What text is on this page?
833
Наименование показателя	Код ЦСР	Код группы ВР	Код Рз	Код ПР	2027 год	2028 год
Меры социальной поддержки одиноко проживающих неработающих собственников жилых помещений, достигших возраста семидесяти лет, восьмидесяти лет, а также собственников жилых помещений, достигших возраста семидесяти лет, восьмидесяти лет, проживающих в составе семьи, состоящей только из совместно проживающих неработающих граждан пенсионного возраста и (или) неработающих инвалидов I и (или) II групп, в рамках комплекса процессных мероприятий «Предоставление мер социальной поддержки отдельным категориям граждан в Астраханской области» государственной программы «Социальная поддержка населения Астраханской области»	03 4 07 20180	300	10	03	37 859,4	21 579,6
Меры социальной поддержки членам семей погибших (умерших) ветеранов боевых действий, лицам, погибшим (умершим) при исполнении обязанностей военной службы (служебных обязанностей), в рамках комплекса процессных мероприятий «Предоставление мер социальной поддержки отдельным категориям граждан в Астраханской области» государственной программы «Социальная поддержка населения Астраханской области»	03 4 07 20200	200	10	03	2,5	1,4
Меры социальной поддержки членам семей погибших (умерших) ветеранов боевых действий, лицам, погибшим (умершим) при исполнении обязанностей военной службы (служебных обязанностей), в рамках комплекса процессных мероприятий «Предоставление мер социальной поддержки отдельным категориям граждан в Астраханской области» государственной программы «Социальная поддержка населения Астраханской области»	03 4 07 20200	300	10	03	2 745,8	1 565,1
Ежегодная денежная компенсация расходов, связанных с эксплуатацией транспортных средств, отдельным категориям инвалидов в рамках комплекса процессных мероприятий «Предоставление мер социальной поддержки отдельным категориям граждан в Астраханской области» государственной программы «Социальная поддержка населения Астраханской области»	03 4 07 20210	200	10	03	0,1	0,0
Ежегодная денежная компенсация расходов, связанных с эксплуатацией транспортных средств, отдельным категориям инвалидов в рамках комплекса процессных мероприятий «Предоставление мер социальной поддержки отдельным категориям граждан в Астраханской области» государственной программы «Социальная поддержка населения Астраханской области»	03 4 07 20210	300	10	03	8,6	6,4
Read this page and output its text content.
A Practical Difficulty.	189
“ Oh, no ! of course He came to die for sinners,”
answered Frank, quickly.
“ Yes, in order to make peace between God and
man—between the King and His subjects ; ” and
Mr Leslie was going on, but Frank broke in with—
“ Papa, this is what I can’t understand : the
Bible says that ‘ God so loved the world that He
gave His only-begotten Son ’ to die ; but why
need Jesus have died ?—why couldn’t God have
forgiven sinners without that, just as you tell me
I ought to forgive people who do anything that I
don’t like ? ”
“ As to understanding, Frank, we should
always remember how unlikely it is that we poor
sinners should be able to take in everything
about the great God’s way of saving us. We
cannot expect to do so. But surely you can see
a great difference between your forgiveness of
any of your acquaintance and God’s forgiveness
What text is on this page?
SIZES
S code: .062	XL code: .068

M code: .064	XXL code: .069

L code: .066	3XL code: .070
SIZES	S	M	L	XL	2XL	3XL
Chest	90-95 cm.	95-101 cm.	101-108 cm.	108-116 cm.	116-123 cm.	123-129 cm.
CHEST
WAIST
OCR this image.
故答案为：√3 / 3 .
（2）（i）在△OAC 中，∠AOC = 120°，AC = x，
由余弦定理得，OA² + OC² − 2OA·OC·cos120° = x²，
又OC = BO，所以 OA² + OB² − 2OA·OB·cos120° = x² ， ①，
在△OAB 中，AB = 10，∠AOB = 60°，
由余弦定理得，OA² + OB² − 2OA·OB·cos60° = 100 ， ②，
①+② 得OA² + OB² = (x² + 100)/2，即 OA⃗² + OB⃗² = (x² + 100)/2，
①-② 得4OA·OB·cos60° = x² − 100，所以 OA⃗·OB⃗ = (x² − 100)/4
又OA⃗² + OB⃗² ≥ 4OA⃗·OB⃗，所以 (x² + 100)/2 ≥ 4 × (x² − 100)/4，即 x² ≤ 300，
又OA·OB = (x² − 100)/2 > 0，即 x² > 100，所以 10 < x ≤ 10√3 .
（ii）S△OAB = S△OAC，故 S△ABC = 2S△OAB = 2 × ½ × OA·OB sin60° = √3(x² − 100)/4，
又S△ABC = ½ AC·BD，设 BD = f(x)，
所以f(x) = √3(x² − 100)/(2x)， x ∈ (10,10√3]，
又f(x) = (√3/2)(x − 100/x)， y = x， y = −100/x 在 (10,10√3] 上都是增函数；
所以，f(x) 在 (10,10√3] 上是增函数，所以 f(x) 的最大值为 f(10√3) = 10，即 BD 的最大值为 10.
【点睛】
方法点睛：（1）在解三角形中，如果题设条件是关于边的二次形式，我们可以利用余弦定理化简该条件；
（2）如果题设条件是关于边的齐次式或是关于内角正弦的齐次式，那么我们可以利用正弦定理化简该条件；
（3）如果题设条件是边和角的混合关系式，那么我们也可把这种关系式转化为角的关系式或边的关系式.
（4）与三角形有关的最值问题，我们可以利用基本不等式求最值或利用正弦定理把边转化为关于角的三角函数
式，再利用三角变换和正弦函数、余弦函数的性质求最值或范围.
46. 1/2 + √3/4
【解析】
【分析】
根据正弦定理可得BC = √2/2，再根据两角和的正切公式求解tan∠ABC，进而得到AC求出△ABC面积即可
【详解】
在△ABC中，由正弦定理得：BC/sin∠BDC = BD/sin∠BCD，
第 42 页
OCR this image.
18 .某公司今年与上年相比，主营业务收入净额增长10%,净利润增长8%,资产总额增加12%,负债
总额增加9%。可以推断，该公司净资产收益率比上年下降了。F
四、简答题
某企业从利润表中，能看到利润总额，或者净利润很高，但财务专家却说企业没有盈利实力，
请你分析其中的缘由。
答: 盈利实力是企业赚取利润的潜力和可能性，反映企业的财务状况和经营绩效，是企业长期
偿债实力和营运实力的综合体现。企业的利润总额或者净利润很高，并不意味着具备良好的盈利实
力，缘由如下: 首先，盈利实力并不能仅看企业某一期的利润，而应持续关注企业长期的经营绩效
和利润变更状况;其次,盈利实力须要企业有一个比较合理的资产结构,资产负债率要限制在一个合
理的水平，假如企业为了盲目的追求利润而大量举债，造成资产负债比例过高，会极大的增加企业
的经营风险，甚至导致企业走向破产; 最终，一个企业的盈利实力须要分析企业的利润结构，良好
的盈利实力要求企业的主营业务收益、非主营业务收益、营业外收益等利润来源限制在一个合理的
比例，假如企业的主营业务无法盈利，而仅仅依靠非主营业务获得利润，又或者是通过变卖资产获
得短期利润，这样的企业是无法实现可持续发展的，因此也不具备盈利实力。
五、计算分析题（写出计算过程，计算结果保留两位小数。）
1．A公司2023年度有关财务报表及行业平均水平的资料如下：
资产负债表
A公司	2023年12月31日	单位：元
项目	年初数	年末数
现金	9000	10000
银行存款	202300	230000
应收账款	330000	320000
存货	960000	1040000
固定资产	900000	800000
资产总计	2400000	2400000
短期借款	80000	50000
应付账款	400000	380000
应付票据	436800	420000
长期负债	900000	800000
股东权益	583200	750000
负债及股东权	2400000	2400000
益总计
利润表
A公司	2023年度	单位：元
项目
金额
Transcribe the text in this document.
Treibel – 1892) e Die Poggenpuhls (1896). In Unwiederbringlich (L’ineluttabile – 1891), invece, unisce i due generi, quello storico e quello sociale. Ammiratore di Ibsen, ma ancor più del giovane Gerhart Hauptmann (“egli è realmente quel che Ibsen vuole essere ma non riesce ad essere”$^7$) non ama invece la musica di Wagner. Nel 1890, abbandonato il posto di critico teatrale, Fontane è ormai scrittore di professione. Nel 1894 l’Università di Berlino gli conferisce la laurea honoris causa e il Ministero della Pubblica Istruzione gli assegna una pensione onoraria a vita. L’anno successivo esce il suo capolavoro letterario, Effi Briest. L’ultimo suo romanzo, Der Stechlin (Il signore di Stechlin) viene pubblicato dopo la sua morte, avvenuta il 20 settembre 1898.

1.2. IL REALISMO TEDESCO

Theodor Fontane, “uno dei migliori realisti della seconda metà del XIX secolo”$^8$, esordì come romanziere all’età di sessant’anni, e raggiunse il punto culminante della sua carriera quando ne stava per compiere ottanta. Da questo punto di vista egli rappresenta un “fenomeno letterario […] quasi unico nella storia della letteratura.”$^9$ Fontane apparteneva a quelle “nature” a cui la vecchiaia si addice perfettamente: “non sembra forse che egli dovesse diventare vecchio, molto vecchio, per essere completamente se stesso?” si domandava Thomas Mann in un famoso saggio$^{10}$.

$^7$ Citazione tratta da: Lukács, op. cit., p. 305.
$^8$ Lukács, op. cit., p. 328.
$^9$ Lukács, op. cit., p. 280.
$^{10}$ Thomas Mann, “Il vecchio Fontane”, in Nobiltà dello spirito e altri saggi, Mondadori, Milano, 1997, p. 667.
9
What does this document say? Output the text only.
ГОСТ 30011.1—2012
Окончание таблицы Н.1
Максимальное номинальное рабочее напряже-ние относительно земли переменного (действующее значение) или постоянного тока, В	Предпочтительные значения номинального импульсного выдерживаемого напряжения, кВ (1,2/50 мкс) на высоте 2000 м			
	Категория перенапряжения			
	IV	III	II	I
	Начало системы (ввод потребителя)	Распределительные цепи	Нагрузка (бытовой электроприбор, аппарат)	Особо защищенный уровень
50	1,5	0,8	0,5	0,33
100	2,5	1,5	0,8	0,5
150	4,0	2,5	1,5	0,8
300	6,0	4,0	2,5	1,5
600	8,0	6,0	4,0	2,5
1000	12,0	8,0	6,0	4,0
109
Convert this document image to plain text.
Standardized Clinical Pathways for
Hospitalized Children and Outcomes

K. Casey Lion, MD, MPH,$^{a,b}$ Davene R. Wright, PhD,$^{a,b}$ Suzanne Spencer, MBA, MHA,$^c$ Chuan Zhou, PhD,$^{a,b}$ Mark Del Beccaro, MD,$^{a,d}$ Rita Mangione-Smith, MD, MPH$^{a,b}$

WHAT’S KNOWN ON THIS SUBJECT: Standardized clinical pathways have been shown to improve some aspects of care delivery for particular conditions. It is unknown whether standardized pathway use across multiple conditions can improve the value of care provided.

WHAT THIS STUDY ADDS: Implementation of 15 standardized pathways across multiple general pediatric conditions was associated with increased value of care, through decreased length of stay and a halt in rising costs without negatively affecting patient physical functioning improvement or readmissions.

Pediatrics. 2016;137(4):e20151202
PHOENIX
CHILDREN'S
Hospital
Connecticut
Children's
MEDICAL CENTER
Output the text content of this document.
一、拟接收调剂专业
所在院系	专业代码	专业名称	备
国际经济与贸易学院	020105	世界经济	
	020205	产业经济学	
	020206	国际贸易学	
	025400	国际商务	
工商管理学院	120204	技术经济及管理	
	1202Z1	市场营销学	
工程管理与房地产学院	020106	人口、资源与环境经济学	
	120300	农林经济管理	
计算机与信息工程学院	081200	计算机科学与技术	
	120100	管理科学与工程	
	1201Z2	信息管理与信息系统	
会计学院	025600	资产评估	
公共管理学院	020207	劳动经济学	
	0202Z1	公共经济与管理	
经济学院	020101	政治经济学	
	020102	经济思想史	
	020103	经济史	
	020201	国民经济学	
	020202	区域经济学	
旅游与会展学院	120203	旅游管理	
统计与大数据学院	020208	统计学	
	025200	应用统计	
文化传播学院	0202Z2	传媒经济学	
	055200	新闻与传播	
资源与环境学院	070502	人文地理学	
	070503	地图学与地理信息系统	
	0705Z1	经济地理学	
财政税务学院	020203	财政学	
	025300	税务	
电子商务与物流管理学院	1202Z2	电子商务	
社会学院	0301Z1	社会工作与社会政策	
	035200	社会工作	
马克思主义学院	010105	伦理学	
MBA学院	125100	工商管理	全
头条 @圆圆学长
···
## Request:
Scan the material above for the string "text" and return the lines that hold it.

## Written solution:
What text is on this page?
Read this page and output its text content.
What text is on this page?
Transcribe the text in this document.
What does this document say? Output the text only.
Convert this document image to plain text.
Output the text content of this document.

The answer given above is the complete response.